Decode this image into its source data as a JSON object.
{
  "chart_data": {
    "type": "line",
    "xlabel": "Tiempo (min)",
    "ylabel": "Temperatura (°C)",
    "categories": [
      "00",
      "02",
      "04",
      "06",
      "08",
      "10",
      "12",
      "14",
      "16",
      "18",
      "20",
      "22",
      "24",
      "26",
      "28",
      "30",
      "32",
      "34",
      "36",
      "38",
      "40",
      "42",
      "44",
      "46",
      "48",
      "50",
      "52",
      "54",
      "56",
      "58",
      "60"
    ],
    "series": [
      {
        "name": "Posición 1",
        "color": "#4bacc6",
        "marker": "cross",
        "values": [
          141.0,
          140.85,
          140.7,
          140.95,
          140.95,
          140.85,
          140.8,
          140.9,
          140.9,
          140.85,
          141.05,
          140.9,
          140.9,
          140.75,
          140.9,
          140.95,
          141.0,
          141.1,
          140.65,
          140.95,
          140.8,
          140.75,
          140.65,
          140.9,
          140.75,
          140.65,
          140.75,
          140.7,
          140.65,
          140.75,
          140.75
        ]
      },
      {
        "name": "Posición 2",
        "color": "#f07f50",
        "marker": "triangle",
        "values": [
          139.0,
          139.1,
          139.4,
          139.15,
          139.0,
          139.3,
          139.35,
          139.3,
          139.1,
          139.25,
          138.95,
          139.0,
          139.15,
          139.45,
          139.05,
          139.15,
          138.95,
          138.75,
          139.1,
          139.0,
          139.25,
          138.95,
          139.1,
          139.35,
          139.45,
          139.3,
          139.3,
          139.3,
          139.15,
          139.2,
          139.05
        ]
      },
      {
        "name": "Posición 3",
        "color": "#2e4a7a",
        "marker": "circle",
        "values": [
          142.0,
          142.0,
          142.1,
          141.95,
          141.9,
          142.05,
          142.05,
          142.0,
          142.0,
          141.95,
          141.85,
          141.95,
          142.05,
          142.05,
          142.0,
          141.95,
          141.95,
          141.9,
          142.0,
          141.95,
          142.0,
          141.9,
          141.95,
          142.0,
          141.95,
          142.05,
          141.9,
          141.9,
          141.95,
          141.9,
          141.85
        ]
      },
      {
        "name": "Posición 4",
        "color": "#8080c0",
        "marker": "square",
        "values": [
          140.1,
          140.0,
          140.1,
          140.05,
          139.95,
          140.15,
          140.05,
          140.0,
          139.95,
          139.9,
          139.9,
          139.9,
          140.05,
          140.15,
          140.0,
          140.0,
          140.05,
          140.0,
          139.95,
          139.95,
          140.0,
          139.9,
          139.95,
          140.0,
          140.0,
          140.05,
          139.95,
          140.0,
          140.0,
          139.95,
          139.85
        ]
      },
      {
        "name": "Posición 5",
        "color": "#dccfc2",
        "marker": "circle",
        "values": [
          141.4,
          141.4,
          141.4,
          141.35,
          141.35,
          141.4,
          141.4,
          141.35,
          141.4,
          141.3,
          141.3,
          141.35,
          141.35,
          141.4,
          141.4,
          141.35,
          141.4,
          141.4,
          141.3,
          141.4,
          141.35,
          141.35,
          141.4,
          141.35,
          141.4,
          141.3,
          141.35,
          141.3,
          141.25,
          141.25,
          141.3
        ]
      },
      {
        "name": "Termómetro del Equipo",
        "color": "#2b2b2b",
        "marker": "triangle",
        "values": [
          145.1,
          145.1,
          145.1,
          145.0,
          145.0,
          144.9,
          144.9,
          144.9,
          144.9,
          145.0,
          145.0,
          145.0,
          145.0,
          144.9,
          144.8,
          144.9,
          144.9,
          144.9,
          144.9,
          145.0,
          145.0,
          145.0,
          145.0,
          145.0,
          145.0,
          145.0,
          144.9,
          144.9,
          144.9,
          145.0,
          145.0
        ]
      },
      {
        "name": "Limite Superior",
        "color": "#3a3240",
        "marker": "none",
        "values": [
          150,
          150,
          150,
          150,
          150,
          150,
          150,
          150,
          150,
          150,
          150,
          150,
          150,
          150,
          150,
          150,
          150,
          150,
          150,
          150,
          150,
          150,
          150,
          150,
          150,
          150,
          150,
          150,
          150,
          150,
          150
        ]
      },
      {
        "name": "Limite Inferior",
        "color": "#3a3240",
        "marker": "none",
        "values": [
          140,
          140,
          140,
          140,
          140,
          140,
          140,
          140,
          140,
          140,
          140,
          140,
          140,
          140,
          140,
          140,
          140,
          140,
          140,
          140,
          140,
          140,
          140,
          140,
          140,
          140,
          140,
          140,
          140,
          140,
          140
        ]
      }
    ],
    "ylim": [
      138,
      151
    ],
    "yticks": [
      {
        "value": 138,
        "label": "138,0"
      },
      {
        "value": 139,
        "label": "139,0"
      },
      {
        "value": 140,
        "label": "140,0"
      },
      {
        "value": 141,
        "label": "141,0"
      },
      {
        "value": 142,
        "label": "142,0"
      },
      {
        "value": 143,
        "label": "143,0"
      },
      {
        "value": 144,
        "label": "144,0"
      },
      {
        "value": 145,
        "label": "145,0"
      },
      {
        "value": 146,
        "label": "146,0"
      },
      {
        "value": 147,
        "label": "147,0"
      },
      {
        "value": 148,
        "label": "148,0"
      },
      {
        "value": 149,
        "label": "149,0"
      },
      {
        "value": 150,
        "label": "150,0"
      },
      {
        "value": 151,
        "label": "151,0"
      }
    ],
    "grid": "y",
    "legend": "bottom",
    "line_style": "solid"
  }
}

• • • •

Exercise objective: Look through the records and gather every line containing "Limite".

Result of this exercise:
        "name": "Limite Superior",
        "name": "Limite Inferior",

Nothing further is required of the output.